[Dataset listings of figures]
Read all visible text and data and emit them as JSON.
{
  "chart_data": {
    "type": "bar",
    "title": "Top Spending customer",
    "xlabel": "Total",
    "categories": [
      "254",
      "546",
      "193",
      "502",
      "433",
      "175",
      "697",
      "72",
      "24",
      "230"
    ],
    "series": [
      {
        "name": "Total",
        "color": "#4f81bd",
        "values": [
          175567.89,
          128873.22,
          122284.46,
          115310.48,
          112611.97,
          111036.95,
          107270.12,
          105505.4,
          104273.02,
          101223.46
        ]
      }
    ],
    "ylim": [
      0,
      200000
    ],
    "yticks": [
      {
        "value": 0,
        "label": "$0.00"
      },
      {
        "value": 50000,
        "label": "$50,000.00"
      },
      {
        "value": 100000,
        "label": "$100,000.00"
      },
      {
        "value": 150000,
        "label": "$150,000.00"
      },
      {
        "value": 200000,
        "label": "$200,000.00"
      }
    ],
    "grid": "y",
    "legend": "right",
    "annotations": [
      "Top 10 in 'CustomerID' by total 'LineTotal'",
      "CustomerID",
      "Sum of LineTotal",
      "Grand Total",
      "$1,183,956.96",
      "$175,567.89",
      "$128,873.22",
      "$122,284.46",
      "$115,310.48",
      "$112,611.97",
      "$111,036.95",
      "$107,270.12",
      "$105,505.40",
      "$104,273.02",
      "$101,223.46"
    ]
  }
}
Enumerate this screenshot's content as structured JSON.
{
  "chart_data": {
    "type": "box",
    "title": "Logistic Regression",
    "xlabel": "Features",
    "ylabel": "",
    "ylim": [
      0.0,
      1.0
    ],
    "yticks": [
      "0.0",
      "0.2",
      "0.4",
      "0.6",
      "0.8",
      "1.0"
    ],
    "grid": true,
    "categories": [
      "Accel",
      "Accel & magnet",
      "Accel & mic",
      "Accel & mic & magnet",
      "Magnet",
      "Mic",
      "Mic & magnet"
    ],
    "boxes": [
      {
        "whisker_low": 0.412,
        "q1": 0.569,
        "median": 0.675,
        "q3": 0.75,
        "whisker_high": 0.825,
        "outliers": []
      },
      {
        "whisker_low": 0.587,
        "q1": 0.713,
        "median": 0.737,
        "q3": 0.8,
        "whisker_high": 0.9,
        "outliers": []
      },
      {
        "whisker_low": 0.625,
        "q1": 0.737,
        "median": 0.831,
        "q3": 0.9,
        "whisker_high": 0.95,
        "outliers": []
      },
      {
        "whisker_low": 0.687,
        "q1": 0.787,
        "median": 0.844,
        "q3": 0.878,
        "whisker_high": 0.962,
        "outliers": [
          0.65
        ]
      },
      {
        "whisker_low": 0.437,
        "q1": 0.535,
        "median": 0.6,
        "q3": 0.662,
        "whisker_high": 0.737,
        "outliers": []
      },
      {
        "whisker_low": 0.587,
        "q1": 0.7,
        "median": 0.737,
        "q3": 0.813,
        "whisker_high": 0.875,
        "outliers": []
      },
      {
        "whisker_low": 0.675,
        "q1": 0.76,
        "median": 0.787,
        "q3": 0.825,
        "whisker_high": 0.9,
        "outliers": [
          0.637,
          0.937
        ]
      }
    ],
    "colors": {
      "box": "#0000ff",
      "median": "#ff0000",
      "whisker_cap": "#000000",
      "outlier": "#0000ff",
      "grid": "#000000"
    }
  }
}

THE TASK -> Gather from the records above every line containing the string "JSON".

TASK RESULT ->
Read all visible text and data and emit them as JSON.
Enumerate this screenshot's content as structured JSON.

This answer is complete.